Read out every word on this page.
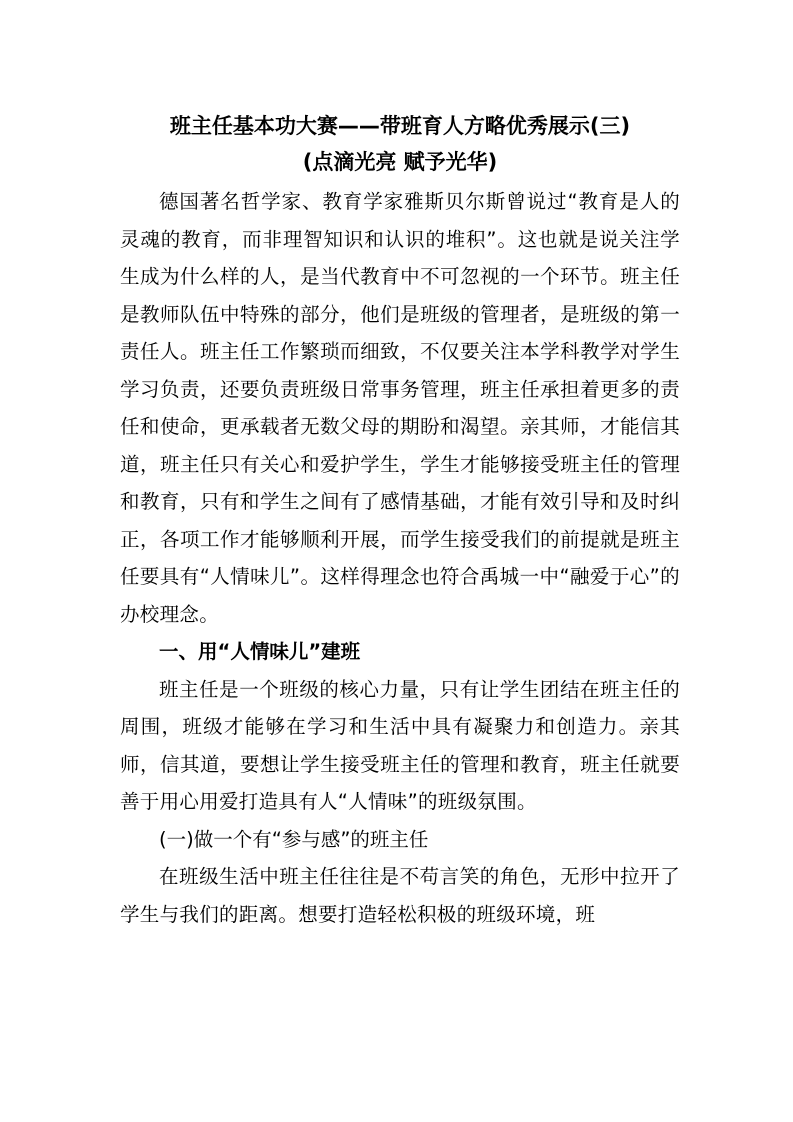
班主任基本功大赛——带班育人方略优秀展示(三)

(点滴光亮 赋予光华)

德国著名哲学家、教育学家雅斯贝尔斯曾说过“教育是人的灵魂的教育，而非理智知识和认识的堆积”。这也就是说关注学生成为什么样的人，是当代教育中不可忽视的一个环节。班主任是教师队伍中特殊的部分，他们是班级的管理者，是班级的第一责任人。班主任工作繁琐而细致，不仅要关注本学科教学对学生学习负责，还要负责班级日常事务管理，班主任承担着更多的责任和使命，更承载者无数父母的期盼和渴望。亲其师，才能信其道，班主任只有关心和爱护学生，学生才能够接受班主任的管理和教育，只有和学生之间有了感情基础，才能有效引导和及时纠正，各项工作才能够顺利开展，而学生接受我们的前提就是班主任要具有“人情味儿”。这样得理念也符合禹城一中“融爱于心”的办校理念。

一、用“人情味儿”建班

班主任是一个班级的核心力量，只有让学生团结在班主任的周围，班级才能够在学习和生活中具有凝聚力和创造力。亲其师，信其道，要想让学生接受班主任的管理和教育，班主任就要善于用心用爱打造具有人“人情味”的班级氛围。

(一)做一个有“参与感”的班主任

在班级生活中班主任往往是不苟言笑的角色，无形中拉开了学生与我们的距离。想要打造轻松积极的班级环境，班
...
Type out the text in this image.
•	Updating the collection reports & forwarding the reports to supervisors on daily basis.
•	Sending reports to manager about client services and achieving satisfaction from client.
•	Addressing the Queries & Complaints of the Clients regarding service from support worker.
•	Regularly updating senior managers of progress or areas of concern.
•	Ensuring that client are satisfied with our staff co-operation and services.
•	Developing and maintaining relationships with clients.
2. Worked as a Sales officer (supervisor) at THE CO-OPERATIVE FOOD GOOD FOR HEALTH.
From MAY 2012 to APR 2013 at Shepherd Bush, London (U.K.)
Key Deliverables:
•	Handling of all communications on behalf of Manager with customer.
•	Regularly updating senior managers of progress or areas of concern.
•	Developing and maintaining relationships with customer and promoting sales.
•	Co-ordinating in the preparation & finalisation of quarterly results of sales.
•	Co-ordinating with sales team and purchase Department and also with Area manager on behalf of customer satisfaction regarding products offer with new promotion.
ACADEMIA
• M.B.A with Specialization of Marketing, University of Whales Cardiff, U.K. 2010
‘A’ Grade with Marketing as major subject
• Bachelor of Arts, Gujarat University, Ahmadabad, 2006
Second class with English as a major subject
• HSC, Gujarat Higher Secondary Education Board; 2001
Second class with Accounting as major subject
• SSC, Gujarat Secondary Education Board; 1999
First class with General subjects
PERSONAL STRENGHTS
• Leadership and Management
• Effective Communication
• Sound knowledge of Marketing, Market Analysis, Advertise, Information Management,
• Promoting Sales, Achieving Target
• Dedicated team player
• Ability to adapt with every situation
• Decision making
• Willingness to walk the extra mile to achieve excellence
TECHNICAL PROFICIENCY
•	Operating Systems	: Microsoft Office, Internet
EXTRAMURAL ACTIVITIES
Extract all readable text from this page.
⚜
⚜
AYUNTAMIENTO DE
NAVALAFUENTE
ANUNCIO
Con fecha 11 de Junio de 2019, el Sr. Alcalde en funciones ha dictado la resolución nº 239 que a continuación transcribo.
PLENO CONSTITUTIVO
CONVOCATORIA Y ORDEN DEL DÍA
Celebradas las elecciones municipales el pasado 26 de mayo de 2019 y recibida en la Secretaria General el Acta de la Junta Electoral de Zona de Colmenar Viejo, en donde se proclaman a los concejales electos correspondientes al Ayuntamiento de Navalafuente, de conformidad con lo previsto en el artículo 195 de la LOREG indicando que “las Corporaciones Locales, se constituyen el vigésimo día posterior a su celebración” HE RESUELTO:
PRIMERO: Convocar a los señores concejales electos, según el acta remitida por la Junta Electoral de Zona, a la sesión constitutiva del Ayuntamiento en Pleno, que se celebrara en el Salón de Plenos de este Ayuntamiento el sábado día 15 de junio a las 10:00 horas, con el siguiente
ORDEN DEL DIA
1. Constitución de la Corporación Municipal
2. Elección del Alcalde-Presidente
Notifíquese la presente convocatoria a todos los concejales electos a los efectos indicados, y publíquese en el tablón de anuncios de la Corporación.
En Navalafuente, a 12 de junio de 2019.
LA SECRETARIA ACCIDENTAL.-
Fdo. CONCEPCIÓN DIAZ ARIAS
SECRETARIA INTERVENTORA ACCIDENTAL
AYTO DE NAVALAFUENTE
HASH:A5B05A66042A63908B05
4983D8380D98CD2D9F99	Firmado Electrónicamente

Written instruction: Copy out every line of the data that includes "satisfaction".

Task answer:
•	Sending reports to manager about client services and achieving satisfaction from client.
•	Co-ordinating with sales team and purchase Department and also with Area manager on behalf of customer satisfaction regarding products offer with new promotion.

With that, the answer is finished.